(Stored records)
☆ ☆ ☆
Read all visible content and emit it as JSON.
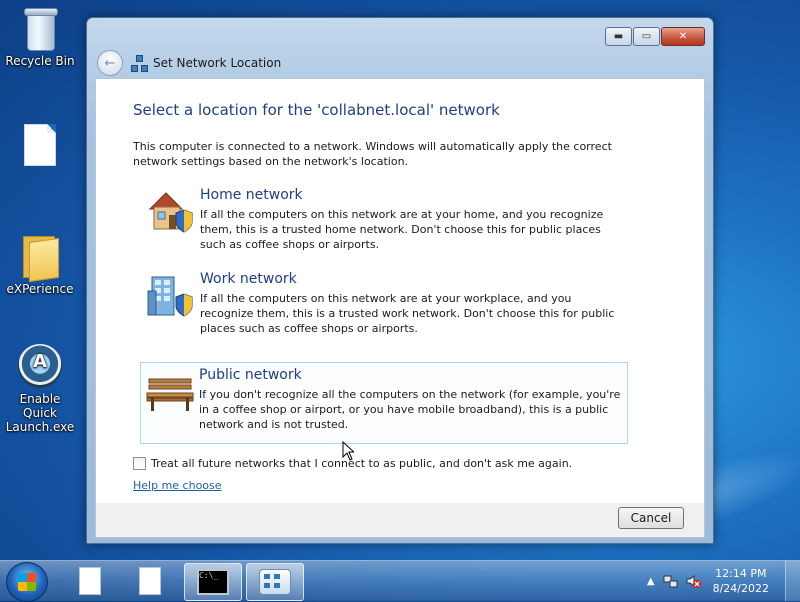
{
  "desktop": {
    "icons": [
      {
        "label": "Recycle Bin",
        "icon": "recycle-bin-icon"
      },
      {
        "label": "",
        "icon": "blank-document-icon"
      },
      {
        "label": "eXPerience",
        "icon": "folder-icon"
      },
      {
        "label": "Enable Quick Launch.exe",
        "icon": "app-icon"
      }
    ]
  },
  "window": {
    "title": "Set Network Location",
    "controls": {
      "minimize": "minimize-icon",
      "maximize": "maximize-icon",
      "close": "close-icon"
    },
    "heading": "Select a location for the 'collabnet.local' network",
    "intro": "This computer is connected to a network. Windows will automatically apply the correct network settings based on the network's location.",
    "options": [
      {
        "title": "Home network",
        "desc": "If all the computers on this network are at your home, and you recognize them, this is a trusted home network.  Don't choose this for public places such as coffee shops or airports.",
        "icon": "home-network-icon"
      },
      {
        "title": "Work network",
        "desc": "If all the computers on this network are at your workplace, and you recognize them, this is a trusted work network.  Don't choose this for public places such as coffee shops or airports.",
        "icon": "work-network-icon"
      },
      {
        "title": "Public network",
        "desc": "If you don't recognize all the computers on the network (for example, you're in a coffee shop or airport, or you have mobile broadband), this is a public network and is not trusted.",
        "icon": "public-network-icon"
      }
    ],
    "checkbox_label": "Treat all future networks that I connect to as public, and don't ask me again.",
    "checkbox_checked": false,
    "help_link": "Help me choose",
    "cancel_label": "Cancel"
  },
  "taskbar": {
    "clock_time": "12:14 PM",
    "clock_date": "8/24/2022",
    "tray_arrow": "▲",
    "items": [
      "document",
      "document",
      "command-prompt",
      "network-settings"
    ]
  },
  "colors": {
    "heading": "#1e3f87",
    "link": "#1e5fa8",
    "selected_border": "#a9d6ef"
  }
}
☆ ☆ ☆
- **What is required**:
Go through the records and show every line with the string "them" in it.

- **Result of this task**:
        "desc": "If all the computers on this network are at your home, and you recognize them, this is a trusted home network.  Don't choose this for public places such as coffee shops or airports.",
        "desc": "If all the computers on this network are at your workplace, and you recognize them, this is a trusted work network.  Don't choose this for public places such as coffee shops or airports.",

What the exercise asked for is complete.